▸ Exercise requirements
Your task is to print every entry below exactly as given.

▸ Supplied data
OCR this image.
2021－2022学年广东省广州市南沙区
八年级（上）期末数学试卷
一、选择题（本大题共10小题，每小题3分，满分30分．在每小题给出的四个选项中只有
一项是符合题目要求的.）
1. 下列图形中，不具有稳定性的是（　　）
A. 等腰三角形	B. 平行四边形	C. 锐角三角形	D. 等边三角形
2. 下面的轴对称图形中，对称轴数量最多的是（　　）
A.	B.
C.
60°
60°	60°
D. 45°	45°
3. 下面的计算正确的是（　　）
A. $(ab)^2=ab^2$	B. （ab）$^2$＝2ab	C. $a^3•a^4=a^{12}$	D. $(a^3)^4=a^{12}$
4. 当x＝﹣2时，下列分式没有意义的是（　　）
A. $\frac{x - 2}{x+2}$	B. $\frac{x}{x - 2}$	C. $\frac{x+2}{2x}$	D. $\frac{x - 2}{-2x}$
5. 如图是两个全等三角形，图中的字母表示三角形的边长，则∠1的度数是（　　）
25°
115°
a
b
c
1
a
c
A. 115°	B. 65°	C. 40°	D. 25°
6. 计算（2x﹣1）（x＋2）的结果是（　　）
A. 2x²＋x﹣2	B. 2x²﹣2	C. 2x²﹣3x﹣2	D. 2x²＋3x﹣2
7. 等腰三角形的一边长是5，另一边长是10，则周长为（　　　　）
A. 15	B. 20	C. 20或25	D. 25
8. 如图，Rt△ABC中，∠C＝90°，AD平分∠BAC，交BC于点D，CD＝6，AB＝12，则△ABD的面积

▸ Exercise answer
OCR this image.
2021－2022学年广东省广州市南沙区
八年级（上）期末数学试卷
一、选择题（本大题共10小题，每小题3分，满分30分．在每小题给出的四个选项中只有
一项是符合题目要求的.）
1. 下列图形中，不具有稳定性的是（　　）
A. 等腰三角形	B. 平行四边形	C. 锐角三角形	D. 等边三角形
2. 下面的轴对称图形中，对称轴数量最多的是（　　）
A.	B.
C.
60°
60°	60°
D. 45°	45°
3. 下面的计算正确的是（　　）
A. $(ab)^2=ab^2$	B. （ab）$^2$＝2ab	C. $a^3•a^4=a^{12}$	D. $(a^3)^4=a^{12}$
4. 当x＝﹣2时，下列分式没有意义的是（　　）
A. $\frac{x - 2}{x+2}$	B. $\frac{x}{x - 2}$	C. $\frac{x+2}{2x}$	D. $\frac{x - 2}{-2x}$
5. 如图是两个全等三角形，图中的字母表示三角形的边长，则∠1的度数是（　　）
25°
115°
a
b
c
1
a
c
A. 115°	B. 65°	C. 40°	D. 25°
6. 计算（2x﹣1）（x＋2）的结果是（　　）
A. 2x²＋x﹣2	B. 2x²﹣2	C. 2x²﹣3x﹣2	D. 2x²＋3x﹣2
7. 等腰三角形的一边长是5，另一边长是10，则周长为（　　　　）
A. 15	B. 20	C. 20或25	D. 25
8. 如图，Rt△ABC中，∠C＝90°，AD平分∠BAC，交BC于点D，CD＝6，AB＝12，则△ABD的面积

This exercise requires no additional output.